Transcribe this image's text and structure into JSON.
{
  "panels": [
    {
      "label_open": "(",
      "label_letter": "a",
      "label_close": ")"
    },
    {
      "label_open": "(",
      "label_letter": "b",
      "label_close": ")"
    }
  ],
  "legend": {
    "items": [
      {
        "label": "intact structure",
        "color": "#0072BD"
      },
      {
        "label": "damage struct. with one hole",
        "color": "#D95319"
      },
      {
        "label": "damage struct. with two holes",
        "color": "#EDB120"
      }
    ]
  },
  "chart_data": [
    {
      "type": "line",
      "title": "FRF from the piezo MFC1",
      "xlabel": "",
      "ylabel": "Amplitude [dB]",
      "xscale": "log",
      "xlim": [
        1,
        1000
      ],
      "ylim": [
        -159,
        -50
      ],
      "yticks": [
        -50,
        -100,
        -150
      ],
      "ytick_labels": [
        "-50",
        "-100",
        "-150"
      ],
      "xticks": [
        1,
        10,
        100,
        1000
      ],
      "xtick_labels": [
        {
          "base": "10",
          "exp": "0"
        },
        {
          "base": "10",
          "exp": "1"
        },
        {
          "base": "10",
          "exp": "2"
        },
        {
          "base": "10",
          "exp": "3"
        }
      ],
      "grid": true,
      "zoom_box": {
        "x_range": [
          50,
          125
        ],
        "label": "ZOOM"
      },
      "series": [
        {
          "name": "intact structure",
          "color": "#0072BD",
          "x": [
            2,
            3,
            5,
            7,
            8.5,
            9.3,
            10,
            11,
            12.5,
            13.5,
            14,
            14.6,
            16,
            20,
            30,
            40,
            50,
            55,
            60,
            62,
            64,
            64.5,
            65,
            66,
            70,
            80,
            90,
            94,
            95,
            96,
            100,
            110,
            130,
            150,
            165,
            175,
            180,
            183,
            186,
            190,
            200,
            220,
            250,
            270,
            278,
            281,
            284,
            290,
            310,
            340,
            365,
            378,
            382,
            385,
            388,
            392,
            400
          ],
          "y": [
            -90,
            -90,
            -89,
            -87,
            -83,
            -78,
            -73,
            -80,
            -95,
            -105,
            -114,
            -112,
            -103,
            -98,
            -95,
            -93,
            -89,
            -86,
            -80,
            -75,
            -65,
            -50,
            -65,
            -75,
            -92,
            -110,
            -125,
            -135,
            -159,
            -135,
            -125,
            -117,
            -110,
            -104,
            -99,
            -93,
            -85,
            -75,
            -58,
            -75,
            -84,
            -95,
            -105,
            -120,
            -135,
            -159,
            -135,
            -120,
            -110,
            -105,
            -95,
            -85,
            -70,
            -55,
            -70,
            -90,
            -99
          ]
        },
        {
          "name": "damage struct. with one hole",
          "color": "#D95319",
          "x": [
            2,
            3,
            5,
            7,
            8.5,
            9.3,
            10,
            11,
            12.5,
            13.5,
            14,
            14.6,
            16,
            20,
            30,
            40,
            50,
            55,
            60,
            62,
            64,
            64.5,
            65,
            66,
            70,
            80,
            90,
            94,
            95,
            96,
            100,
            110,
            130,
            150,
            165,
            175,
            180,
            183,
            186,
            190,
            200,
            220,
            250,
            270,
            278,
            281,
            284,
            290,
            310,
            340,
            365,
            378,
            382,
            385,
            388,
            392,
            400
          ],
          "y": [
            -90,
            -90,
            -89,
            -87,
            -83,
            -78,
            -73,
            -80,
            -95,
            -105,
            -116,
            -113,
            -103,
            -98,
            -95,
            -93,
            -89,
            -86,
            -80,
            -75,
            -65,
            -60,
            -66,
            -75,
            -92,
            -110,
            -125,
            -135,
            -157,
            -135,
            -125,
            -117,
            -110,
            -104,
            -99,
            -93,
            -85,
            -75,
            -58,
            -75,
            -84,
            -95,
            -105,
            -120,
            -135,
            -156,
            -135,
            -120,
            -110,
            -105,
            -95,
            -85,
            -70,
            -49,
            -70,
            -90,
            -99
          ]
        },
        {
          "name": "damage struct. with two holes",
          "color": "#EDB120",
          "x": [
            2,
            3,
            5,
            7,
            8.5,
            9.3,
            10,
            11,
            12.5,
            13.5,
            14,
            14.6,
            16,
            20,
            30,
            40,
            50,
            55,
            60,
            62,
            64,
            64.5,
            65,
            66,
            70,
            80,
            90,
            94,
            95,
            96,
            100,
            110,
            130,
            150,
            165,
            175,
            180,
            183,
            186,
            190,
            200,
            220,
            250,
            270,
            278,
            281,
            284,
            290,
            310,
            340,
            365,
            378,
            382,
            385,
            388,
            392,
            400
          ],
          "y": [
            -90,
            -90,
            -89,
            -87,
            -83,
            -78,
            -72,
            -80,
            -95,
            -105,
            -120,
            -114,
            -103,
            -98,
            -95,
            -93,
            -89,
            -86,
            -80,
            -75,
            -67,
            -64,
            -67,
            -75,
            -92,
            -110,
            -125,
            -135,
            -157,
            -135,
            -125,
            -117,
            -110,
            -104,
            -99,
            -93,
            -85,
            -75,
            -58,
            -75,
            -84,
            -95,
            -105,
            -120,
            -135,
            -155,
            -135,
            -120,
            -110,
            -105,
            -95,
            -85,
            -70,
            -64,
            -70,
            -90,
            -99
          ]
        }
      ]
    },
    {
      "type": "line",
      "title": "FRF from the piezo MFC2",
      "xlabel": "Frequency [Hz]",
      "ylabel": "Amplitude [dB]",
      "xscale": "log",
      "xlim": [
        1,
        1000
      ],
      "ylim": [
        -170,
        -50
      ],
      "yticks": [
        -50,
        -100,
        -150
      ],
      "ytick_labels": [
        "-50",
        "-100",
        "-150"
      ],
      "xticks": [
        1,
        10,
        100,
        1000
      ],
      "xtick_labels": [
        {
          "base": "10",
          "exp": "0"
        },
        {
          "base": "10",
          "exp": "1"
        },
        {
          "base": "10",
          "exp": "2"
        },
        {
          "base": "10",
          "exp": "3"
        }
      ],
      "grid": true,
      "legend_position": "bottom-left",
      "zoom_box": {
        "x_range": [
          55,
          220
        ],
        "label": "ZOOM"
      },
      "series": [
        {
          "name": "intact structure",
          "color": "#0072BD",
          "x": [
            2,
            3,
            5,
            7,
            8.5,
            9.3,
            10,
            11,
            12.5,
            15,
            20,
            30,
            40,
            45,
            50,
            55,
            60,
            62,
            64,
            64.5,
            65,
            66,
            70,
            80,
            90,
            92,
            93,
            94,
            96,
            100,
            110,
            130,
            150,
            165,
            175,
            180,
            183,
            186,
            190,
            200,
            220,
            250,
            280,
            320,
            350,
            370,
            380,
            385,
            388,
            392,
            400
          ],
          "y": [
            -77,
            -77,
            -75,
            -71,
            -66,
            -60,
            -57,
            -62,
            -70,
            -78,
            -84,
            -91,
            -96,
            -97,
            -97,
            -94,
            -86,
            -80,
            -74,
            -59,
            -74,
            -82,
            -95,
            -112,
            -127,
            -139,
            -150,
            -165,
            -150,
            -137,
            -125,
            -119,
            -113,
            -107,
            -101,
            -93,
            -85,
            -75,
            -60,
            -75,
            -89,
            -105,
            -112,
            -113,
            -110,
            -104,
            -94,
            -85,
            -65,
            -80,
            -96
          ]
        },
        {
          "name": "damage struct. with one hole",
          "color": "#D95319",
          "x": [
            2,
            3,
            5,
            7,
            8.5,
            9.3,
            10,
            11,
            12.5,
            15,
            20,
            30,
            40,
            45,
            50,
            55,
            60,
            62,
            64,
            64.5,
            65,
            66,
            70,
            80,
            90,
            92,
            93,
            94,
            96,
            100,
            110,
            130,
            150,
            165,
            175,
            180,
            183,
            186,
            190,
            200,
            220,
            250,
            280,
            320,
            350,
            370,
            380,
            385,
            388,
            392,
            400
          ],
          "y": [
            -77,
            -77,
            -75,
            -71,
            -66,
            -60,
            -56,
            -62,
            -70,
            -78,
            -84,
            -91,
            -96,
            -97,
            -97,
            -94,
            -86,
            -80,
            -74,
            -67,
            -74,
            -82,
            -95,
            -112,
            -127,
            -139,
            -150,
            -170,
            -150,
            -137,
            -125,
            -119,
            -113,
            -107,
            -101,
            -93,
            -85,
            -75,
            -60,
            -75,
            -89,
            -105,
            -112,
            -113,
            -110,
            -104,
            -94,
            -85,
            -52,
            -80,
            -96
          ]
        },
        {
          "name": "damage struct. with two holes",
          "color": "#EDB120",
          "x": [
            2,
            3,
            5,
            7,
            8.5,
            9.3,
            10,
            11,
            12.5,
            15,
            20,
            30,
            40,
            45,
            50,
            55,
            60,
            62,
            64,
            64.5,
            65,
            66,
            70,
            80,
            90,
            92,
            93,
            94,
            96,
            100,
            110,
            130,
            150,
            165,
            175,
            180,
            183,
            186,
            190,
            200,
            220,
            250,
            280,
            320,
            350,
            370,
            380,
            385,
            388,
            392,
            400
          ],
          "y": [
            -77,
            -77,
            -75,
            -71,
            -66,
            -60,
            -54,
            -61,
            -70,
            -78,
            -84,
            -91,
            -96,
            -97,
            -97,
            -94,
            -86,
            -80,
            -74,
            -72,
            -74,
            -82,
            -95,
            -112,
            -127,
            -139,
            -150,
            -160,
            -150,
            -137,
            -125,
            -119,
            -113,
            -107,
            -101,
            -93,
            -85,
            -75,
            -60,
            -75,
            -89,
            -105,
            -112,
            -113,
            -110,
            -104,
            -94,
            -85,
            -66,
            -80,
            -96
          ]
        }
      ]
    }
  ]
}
══════
TO BE DONE
Make a list of all lines in the data that contain "piezo".

RESULT OF THE EXERCISE
      "title": "FRF from the piezo MFC1",
      "title": "FRF from the piezo MFC2",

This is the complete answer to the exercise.